* Task prompt: Retype every entry exactly, character for character.

## Begin Provided records

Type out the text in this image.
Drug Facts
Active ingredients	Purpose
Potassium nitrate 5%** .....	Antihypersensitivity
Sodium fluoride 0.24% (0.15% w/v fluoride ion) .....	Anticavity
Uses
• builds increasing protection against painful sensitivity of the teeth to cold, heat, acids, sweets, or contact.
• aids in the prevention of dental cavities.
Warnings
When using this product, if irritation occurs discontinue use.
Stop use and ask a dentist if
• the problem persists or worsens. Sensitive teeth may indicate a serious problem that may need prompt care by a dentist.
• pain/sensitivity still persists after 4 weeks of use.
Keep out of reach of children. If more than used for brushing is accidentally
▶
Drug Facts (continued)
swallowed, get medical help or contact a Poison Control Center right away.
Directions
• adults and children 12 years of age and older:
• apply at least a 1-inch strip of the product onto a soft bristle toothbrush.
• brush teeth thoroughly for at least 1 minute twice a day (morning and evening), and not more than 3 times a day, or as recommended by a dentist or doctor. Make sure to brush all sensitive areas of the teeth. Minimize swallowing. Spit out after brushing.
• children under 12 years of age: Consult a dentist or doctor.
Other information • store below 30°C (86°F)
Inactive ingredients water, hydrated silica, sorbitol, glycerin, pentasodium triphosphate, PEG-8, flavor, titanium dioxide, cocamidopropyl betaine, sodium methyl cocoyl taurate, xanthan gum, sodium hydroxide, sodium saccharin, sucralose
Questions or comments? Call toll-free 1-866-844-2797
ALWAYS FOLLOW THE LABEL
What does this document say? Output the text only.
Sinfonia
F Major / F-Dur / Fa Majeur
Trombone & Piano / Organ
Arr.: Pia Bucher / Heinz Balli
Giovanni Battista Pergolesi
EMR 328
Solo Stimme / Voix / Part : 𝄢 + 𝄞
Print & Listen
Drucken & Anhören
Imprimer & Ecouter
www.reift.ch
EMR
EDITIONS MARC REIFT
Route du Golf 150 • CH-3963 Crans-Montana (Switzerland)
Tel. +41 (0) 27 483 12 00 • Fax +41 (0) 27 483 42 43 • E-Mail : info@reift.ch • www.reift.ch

## End Provided records

* Exercise solution:
Type out the text in this image.
Drug Facts
Active ingredients	Purpose
Potassium nitrate 5%** .....	Antihypersensitivity
Sodium fluoride 0.24% (0.15% w/v fluoride ion) .....	Anticavity
Uses
• builds increasing protection against painful sensitivity of the teeth to cold, heat, acids, sweets, or contact.
• aids in the prevention of dental cavities.
Warnings
When using this product, if irritation occurs discontinue use.
Stop use and ask a dentist if
• the problem persists or worsens. Sensitive teeth may indicate a serious problem that may need prompt care by a dentist.
• pain/sensitivity still persists after 4 weeks of use.
Keep out of reach of children. If more than used for brushing is accidentally
▶
Drug Facts (continued)
swallowed, get medical help or contact a Poison Control Center right away.
Directions
• adults and children 12 years of age and older:
• apply at least a 1-inch strip of the product onto a soft bristle toothbrush.
• brush teeth thoroughly for at least 1 minute twice a day (morning and evening), and not more than 3 times a day, or as recommended by a dentist or doctor. Make sure to brush all sensitive areas of the teeth. Minimize swallowing. Spit out after brushing.
• children under 12 years of age: Consult a dentist or doctor.
Other information • store below 30°C (86°F)
Inactive ingredients water, hydrated silica, sorbitol, glycerin, pentasodium triphosphate, PEG-8, flavor, titanium dioxide, cocamidopropyl betaine, sodium methyl cocoyl taurate, xanthan gum, sodium hydroxide, sodium saccharin, sucralose
Questions or comments? Call toll-free 1-866-844-2797
ALWAYS FOLLOW THE LABEL
What does this document say? Output the text only.
Sinfonia
F Major / F-Dur / Fa Majeur
Trombone & Piano / Organ
Arr.: Pia Bucher / Heinz Balli
Giovanni Battista Pergolesi
EMR 328
Solo Stimme / Voix / Part : 𝄢 + 𝄞
Print & Listen
Drucken & Anhören
Imprimer & Ecouter
www.reift.ch
EMR
EDITIONS MARC REIFT
Route du Golf 150 • CH-3963 Crans-Montana (Switzerland)
Tel. +41 (0) 27 483 12 00 • Fax +41 (0) 27 483 42 43 • E-Mail : info@reift.ch • www.reift.ch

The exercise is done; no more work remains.